● Short exercise
Copy out each line below exactly as it appears.

Stored records:
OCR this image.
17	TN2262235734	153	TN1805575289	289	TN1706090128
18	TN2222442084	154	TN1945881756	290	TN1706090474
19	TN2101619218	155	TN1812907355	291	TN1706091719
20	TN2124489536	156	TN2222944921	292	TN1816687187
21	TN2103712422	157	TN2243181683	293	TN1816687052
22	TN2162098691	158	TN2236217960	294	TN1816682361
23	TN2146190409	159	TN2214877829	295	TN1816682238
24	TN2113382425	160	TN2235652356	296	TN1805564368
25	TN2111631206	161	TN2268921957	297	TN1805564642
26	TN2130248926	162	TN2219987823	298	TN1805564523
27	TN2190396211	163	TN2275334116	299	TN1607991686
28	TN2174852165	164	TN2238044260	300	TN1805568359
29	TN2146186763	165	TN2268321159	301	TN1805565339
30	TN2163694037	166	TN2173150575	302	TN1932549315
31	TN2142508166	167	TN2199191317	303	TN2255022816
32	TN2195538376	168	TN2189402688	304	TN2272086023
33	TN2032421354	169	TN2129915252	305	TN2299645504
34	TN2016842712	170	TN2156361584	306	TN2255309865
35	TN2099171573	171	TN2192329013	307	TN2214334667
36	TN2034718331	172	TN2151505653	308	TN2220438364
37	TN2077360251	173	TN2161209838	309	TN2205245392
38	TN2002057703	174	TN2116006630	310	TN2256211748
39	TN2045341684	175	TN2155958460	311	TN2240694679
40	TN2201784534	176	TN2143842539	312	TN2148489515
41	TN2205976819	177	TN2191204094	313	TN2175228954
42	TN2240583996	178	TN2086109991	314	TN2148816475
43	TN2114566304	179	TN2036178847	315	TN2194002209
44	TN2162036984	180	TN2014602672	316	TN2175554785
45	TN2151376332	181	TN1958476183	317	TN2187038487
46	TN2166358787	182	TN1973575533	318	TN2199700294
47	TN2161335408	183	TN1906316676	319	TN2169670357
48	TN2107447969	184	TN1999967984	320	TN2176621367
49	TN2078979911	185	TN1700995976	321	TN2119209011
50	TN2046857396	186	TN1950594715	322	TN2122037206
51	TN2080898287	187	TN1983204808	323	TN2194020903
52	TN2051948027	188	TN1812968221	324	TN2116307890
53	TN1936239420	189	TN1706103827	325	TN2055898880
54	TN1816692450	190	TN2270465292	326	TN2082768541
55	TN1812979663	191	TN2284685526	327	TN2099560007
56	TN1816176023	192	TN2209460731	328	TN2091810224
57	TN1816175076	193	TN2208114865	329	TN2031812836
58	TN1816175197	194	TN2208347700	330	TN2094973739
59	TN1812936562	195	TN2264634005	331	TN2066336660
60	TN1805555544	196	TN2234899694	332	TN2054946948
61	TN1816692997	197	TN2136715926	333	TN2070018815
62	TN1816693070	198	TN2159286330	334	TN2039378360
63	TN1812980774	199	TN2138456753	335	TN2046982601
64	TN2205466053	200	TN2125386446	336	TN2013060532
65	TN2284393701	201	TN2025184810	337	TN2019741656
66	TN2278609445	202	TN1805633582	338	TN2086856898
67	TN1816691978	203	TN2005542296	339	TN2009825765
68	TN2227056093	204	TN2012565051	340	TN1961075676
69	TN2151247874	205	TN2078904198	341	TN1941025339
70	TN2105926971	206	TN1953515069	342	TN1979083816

● Task response
OCR this image.
17	TN2262235734	153	TN1805575289	289	TN1706090128
18	TN2222442084	154	TN1945881756	290	TN1706090474
19	TN2101619218	155	TN1812907355	291	TN1706091719
20	TN2124489536	156	TN2222944921	292	TN1816687187
21	TN2103712422	157	TN2243181683	293	TN1816687052
22	TN2162098691	158	TN2236217960	294	TN1816682361
23	TN2146190409	159	TN2214877829	295	TN1816682238
24	TN2113382425	160	TN2235652356	296	TN1805564368
25	TN2111631206	161	TN2268921957	297	TN1805564642
26	TN2130248926	162	TN2219987823	298	TN1805564523
27	TN2190396211	163	TN2275334116	299	TN1607991686
28	TN2174852165	164	TN2238044260	300	TN1805568359
29	TN2146186763	165	TN2268321159	301	TN1805565339
30	TN2163694037	166	TN2173150575	302	TN1932549315
31	TN2142508166	167	TN2199191317	303	TN2255022816
32	TN2195538376	168	TN2189402688	304	TN2272086023
33	TN2032421354	169	TN2129915252	305	TN2299645504
34	TN2016842712	170	TN2156361584	306	TN2255309865
35	TN2099171573	171	TN2192329013	307	TN2214334667
36	TN2034718331	172	TN2151505653	308	TN2220438364
37	TN2077360251	173	TN2161209838	309	TN2205245392
38	TN2002057703	174	TN2116006630	310	TN2256211748
39	TN2045341684	175	TN2155958460	311	TN2240694679
40	TN2201784534	176	TN2143842539	312	TN2148489515
41	TN2205976819	177	TN2191204094	313	TN2175228954
42	TN2240583996	178	TN2086109991	314	TN2148816475
43	TN2114566304	179	TN2036178847	315	TN2194002209
44	TN2162036984	180	TN2014602672	316	TN2175554785
45	TN2151376332	181	TN1958476183	317	TN2187038487
46	TN2166358787	182	TN1973575533	318	TN2199700294
47	TN2161335408	183	TN1906316676	319	TN2169670357
48	TN2107447969	184	TN1999967984	320	TN2176621367
49	TN2078979911	185	TN1700995976	321	TN2119209011
50	TN2046857396	186	TN1950594715	322	TN2122037206
51	TN2080898287	187	TN1983204808	323	TN2194020903
52	TN2051948027	188	TN1812968221	324	TN2116307890
53	TN1936239420	189	TN1706103827	325	TN2055898880
54	TN1816692450	190	TN2270465292	326	TN2082768541
55	TN1812979663	191	TN2284685526	327	TN2099560007
56	TN1816176023	192	TN2209460731	328	TN2091810224
57	TN1816175076	193	TN2208114865	329	TN2031812836
58	TN1816175197	194	TN2208347700	330	TN2094973739
59	TN1812936562	195	TN2264634005	331	TN2066336660
60	TN1805555544	196	TN2234899694	332	TN2054946948
61	TN1816692997	197	TN2136715926	333	TN2070018815
62	TN1816693070	198	TN2159286330	334	TN2039378360
63	TN1812980774	199	TN2138456753	335	TN2046982601
64	TN2205466053	200	TN2125386446	336	TN2013060532
65	TN2284393701	201	TN2025184810	337	TN2019741656
66	TN2278609445	202	TN1805633582	338	TN2086856898
67	TN1816691978	203	TN2005542296	339	TN2009825765
68	TN2227056093	204	TN2012565051	340	TN1961075676
69	TN2151247874	205	TN2078904198	341	TN1941025339
70	TN2105926971	206	TN1953515069	342	TN1979083816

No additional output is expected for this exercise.